Exercise aim:
Tell how many lines in the data contain the string "temperatures", using a single number as the whole reply.

Supplied information:
• • • • •

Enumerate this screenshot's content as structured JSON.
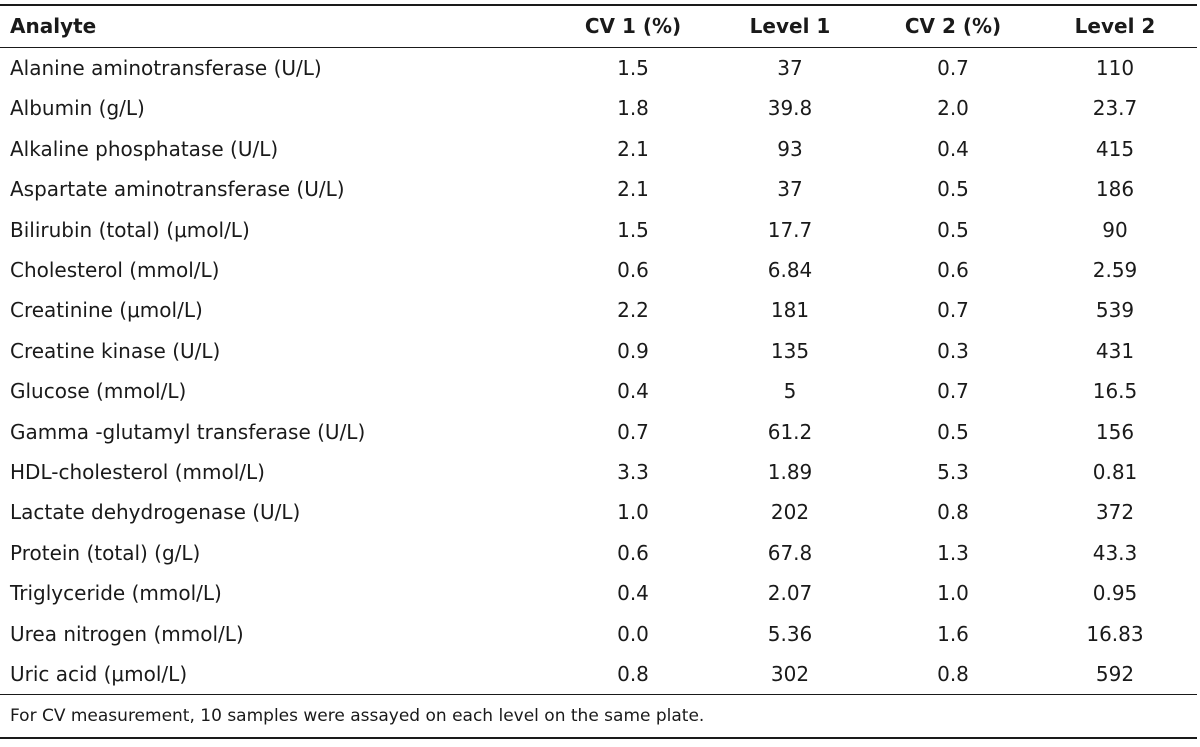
{
  "table": {
    "headers": {
      "analyte": "Analyte",
      "cv1": "CV 1 (%)",
      "level1": "Level 1",
      "cv2": "CV 2 (%)",
      "level2": "Level 2"
    },
    "rows": [
      {
        "analyte": "Alanine aminotransferase (U/L)",
        "cv1": "1.5",
        "level1": "37",
        "cv2": "0.7",
        "level2": "110"
      },
      {
        "analyte": "Albumin (g/L)",
        "cv1": "1.8",
        "level1": "39.8",
        "cv2": "2.0",
        "level2": "23.7"
      },
      {
        "analyte": "Alkaline phosphatase (U/L)",
        "cv1": "2.1",
        "level1": "93",
        "cv2": "0.4",
        "level2": "415"
      },
      {
        "analyte": "Aspartate aminotransferase (U/L)",
        "cv1": "2.1",
        "level1": "37",
        "cv2": "0.5",
        "level2": "186"
      },
      {
        "analyte": "Bilirubin (total) (μmol/L)",
        "cv1": "1.5",
        "level1": "17.7",
        "cv2": "0.5",
        "level2": "90"
      },
      {
        "analyte": "Cholesterol (mmol/L)",
        "cv1": "0.6",
        "level1": "6.84",
        "cv2": "0.6",
        "level2": "2.59"
      },
      {
        "analyte": "Creatinine (μmol/L)",
        "cv1": "2.2",
        "level1": "181",
        "cv2": "0.7",
        "level2": "539"
      },
      {
        "analyte": "Creatine kinase (U/L)",
        "cv1": "0.9",
        "level1": "135",
        "cv2": "0.3",
        "level2": "431"
      },
      {
        "analyte": "Glucose (mmol/L)",
        "cv1": "0.4",
        "level1": "5",
        "cv2": "0.7",
        "level2": "16.5"
      },
      {
        "analyte": "Gamma -glutamyl transferase (U/L)",
        "cv1": "0.7",
        "level1": "61.2",
        "cv2": "0.5",
        "level2": "156"
      },
      {
        "analyte": "HDL-cholesterol (mmol/L)",
        "cv1": "3.3",
        "level1": "1.89",
        "cv2": "5.3",
        "level2": "0.81"
      },
      {
        "analyte": "Lactate dehydrogenase (U/L)",
        "cv1": "1.0",
        "level1": "202",
        "cv2": "0.8",
        "level2": "372"
      },
      {
        "analyte": "Protein (total) (g/L)",
        "cv1": "0.6",
        "level1": "67.8",
        "cv2": "1.3",
        "level2": "43.3"
      },
      {
        "analyte": "Triglyceride (mmol/L)",
        "cv1": "0.4",
        "level1": "2.07",
        "cv2": "1.0",
        "level2": "0.95"
      },
      {
        "analyte": "Urea nitrogen (mmol/L)",
        "cv1": "0.0",
        "level1": "5.36",
        "cv2": "1.6",
        "level2": "16.83"
      },
      {
        "analyte": "Uric acid (μmol/L)",
        "cv1": "0.8",
        "level1": "302",
        "cv2": "0.8",
        "level2": "592"
      }
    ],
    "footnote": "For CV measurement, 10 samples were assayed on each level on the same plate."
  }
}
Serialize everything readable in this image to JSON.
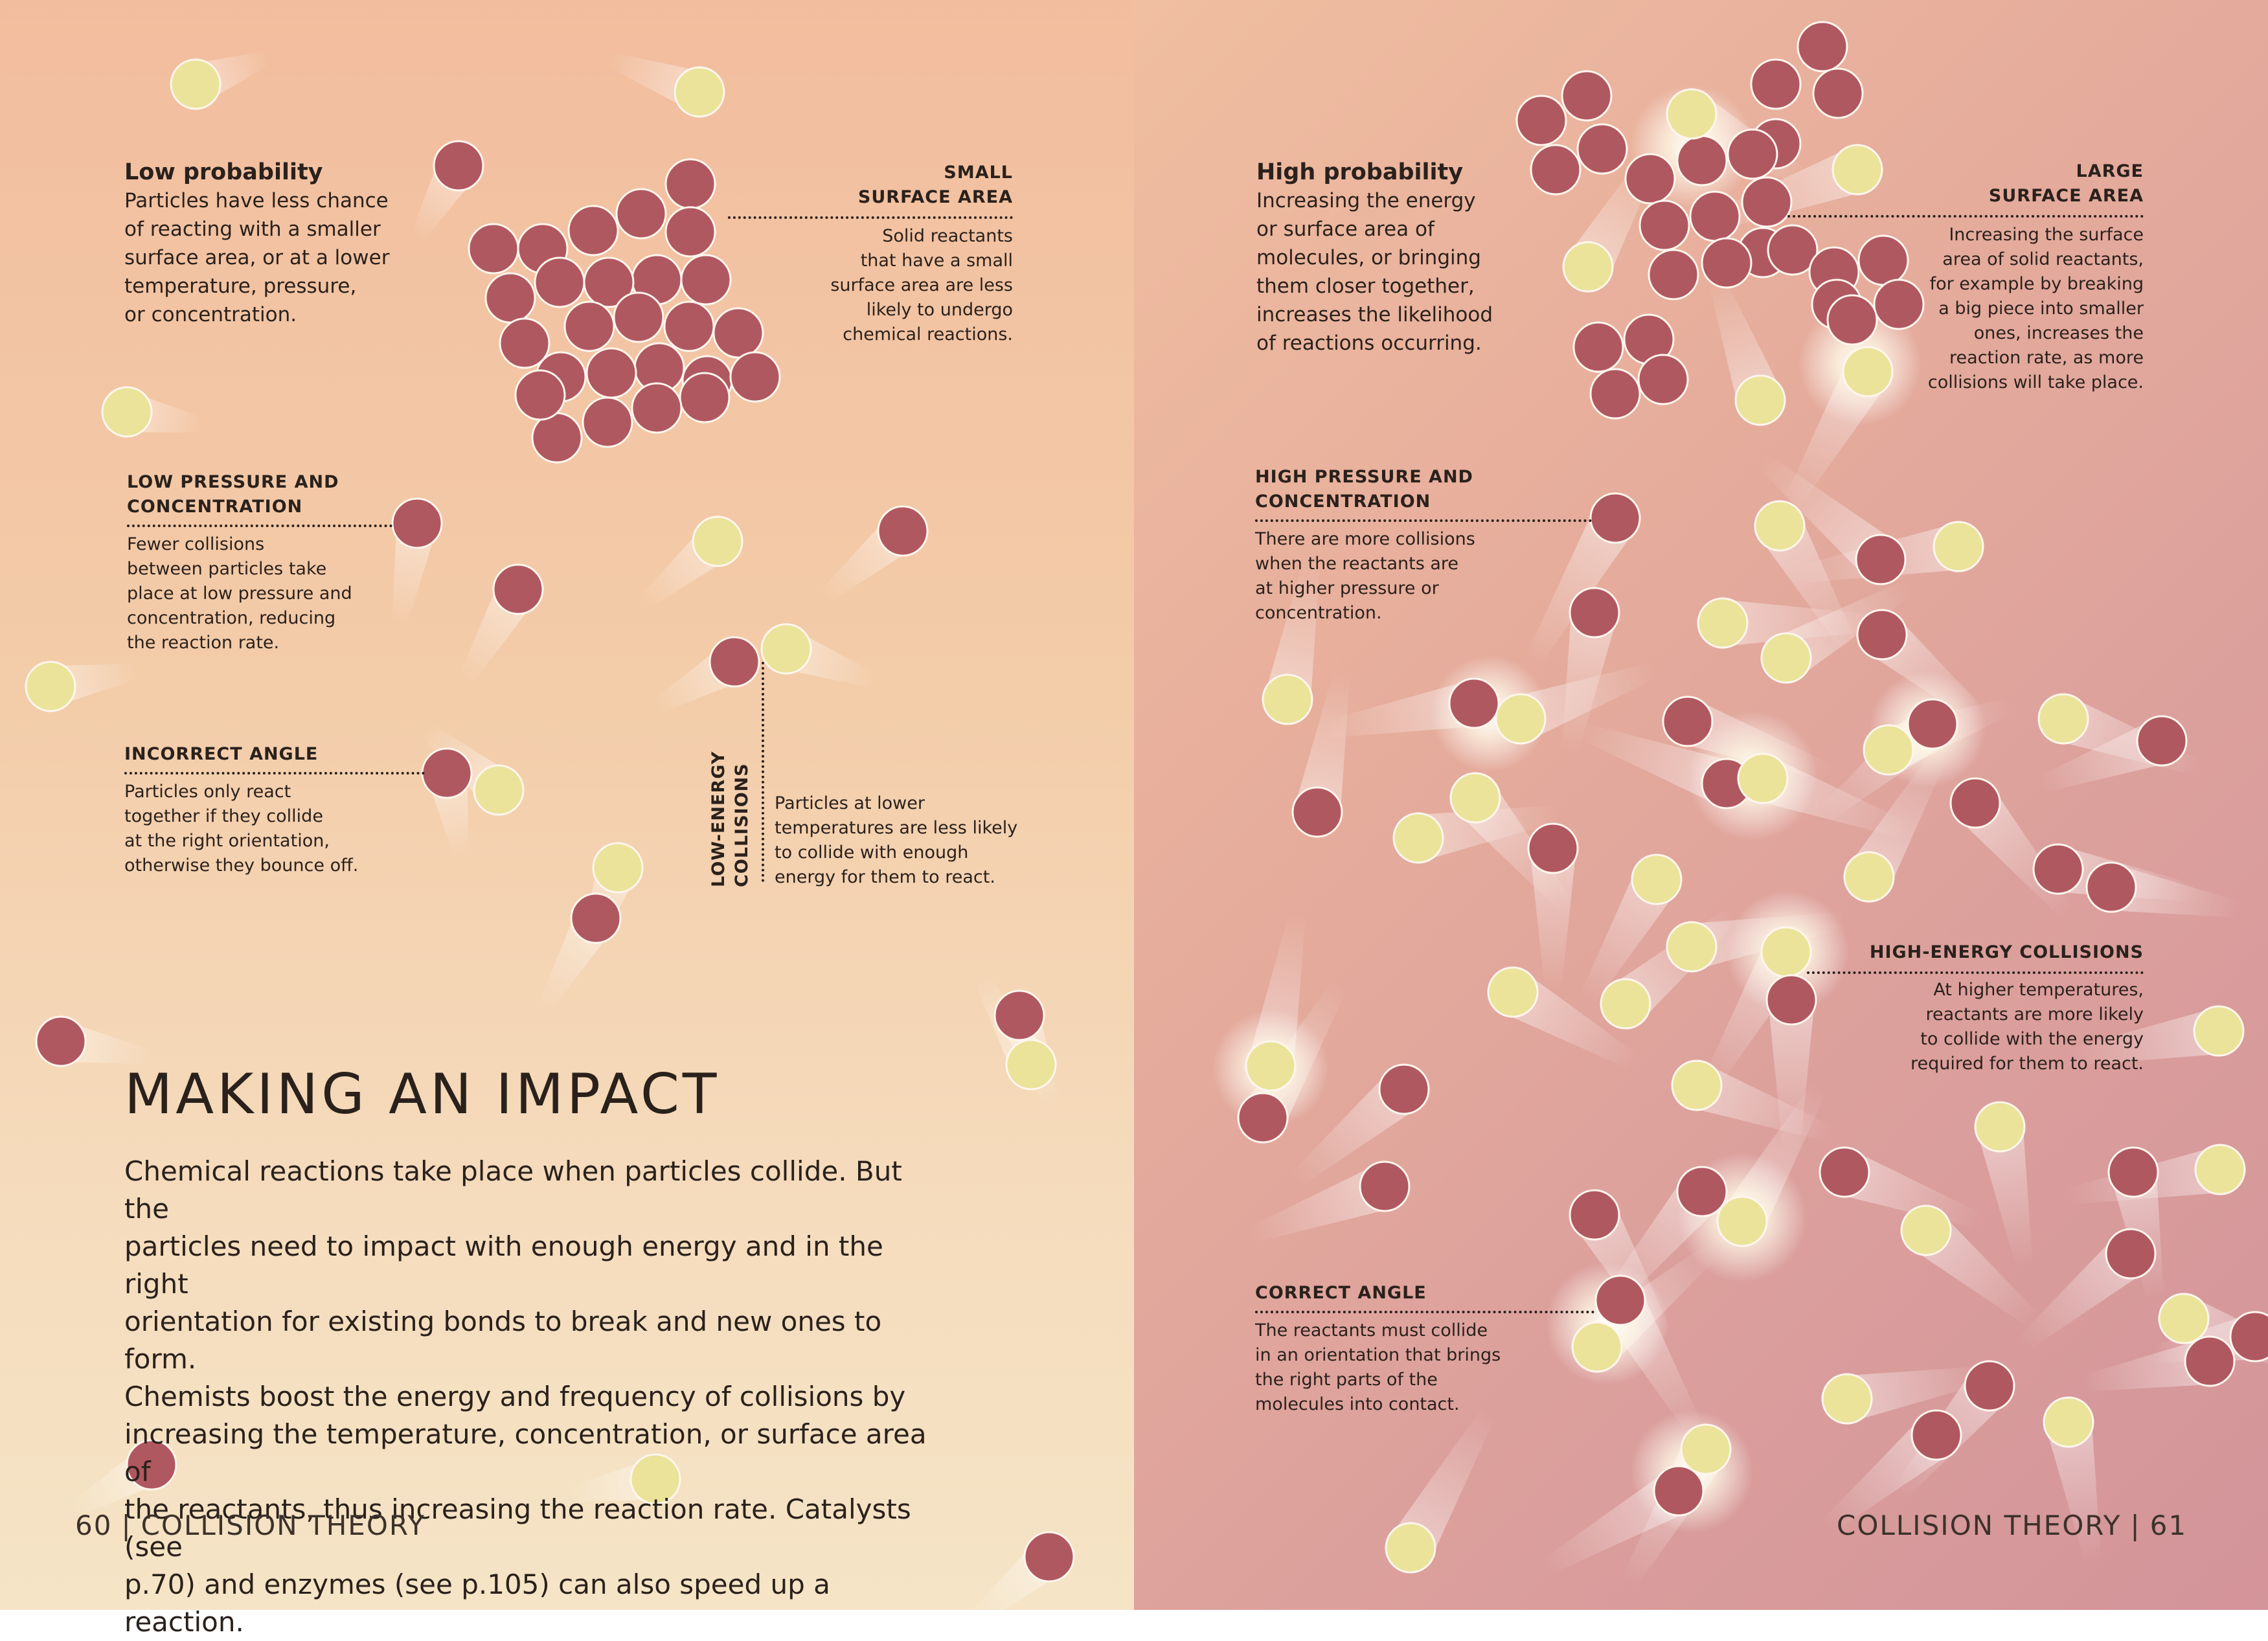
{
  "left_page": {
    "low_probability": {
      "heading": "Low probability",
      "lines": [
        "Particles have less chance",
        "of reacting with a smaller",
        "surface area, or at a lower",
        "temperature, pressure,",
        "or concentration."
      ]
    },
    "small_surface_area": {
      "label_lines": [
        "SMALL",
        "SURFACE AREA"
      ],
      "lines": [
        "Solid reactants",
        "that have a small",
        "surface area are less",
        "likely to undergo",
        "chemical reactions."
      ]
    },
    "low_pressure": {
      "label_lines": [
        "LOW PRESSURE AND",
        "CONCENTRATION"
      ],
      "lines": [
        "Fewer collisions",
        "between particles take",
        "place at low pressure and",
        "concentration, reducing",
        "the reaction rate."
      ]
    },
    "incorrect_angle": {
      "label": "INCORRECT ANGLE",
      "lines": [
        "Particles only react",
        "together if they collide",
        "at the right orientation,",
        "otherwise they bounce off."
      ]
    },
    "low_energy": {
      "label_lines": [
        "LOW-ENERGY",
        "COLLISIONS"
      ],
      "lines": [
        "Particles at lower",
        "temperatures are less likely",
        "to collide with enough",
        "energy for them to react."
      ]
    },
    "title": "MAKING AN IMPACT",
    "body_lines": [
      "Chemical reactions take place when particles collide. But the",
      "particles need to impact with enough energy and in the right",
      "orientation for existing bonds to break and new ones to form.",
      "Chemists boost the energy and frequency of collisions by",
      "increasing the temperature, concentration, or surface area of",
      "the reactants, thus increasing the reaction rate. Catalysts (see",
      "p.70) and enzymes (see p.105) can also speed up a reaction."
    ],
    "folio": {
      "number": "60",
      "separator": "|",
      "section": "COLLISION THEORY"
    }
  },
  "right_page": {
    "high_probability": {
      "heading": "High probability",
      "lines": [
        "Increasing the energy",
        "or surface area of",
        "molecules, or bringing",
        "them closer together,",
        "increases the likelihood",
        "of reactions occurring."
      ]
    },
    "large_surface_area": {
      "label_lines": [
        "LARGE",
        "SURFACE AREA"
      ],
      "lines": [
        "Increasing the surface",
        "area of solid reactants,",
        "for example by breaking",
        "a big piece into smaller",
        "ones, increases the",
        "reaction rate, as more",
        "collisions will take place."
      ]
    },
    "high_pressure": {
      "label_lines": [
        "HIGH PRESSURE AND",
        "CONCENTRATION"
      ],
      "lines": [
        "There are more collisions",
        "when the reactants are",
        "at higher pressure or",
        "concentration."
      ]
    },
    "high_energy": {
      "label": "HIGH-ENERGY COLLISIONS",
      "lines": [
        "At higher temperatures,",
        "reactants are more likely",
        "to collide with the energy",
        "required for them to react."
      ]
    },
    "correct_angle": {
      "label": "CORRECT ANGLE",
      "lines": [
        "The reactants must collide",
        "in an orientation that brings",
        "the right parts of the",
        "molecules into contact."
      ]
    },
    "folio": {
      "section": "COLLISION THEORY",
      "separator": "|",
      "number": "61"
    }
  },
  "colors": {
    "red_particle": "#b05860",
    "yellow_particle": "#ebe39a",
    "text": "#2a211c"
  }
}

• • • • •

Reply:
2